Every record must appear in your copy exactly as written, with no pictures.

- **Dataset records**:
....

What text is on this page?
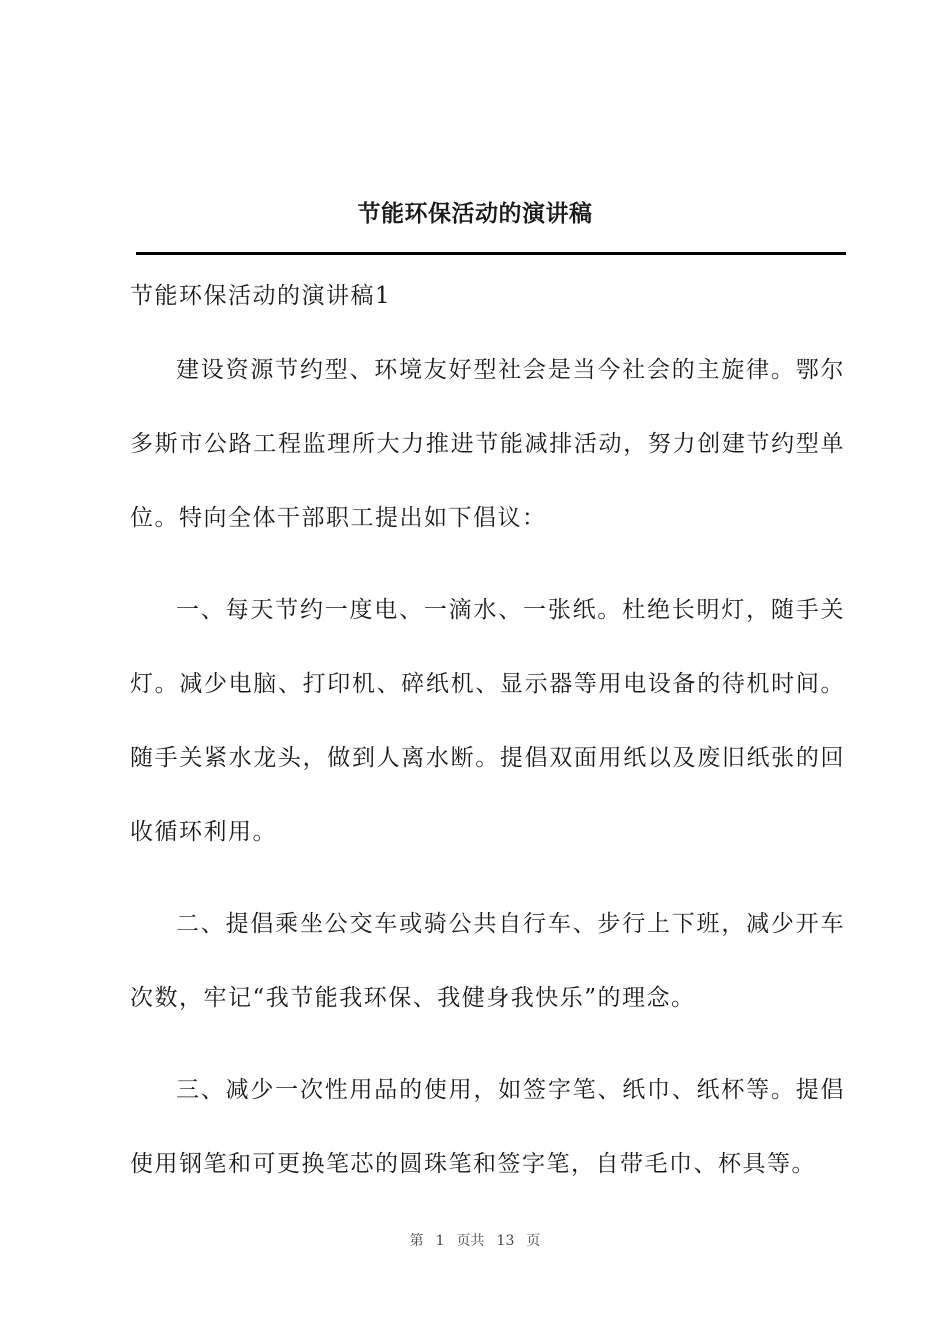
节能环保活动的演讲稿

节能环保活动的演讲稿1

建设资源节约型、环境友好型社会是当今社会的主旋律。鄂尔多斯市公路工程监理所大力推进节能减排活动，努力创建节约型单位。特向全体干部职工提出如下倡议：

一、每天节约一度电、一滴水、一张纸。杜绝长明灯，随手关灯。减少电脑、打印机、碎纸机、显示器等用电设备的待机时间。随手关紧水龙头，做到人离水断。提倡双面用纸以及废旧纸张的回收循环利用。

二、提倡乘坐公交车或骑公共自行车、步行上下班，减少开车次数，牢记“我节能我环保、我健身我快乐”的理念。

三、减少一次性用品的使用，如签字笔、纸巾、纸杯等。提倡使用钢笔和可更换笔芯的圆珠笔和签字笔，自带毛巾、杯具等。

第 1 页共 13 页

....

- **Reply**:
What text is on this page?
节能环保活动的演讲稿

节能环保活动的演讲稿1

建设资源节约型、环境友好型社会是当今社会的主旋律。鄂尔多斯市公路工程监理所大力推进节能减排活动，努力创建节约型单位。特向全体干部职工提出如下倡议：

一、每天节约一度电、一滴水、一张纸。杜绝长明灯，随手关灯。减少电脑、打印机、碎纸机、显示器等用电设备的待机时间。随手关紧水龙头，做到人离水断。提倡双面用纸以及废旧纸张的回收循环利用。

二、提倡乘坐公交车或骑公共自行车、步行上下班，减少开车次数，牢记“我节能我环保、我健身我快乐”的理念。

三、减少一次性用品的使用，如签字笔、纸巾、纸杯等。提倡使用钢笔和可更换笔芯的圆珠笔和签字笔，自带毛巾、杯具等。

第 1 页共 13 页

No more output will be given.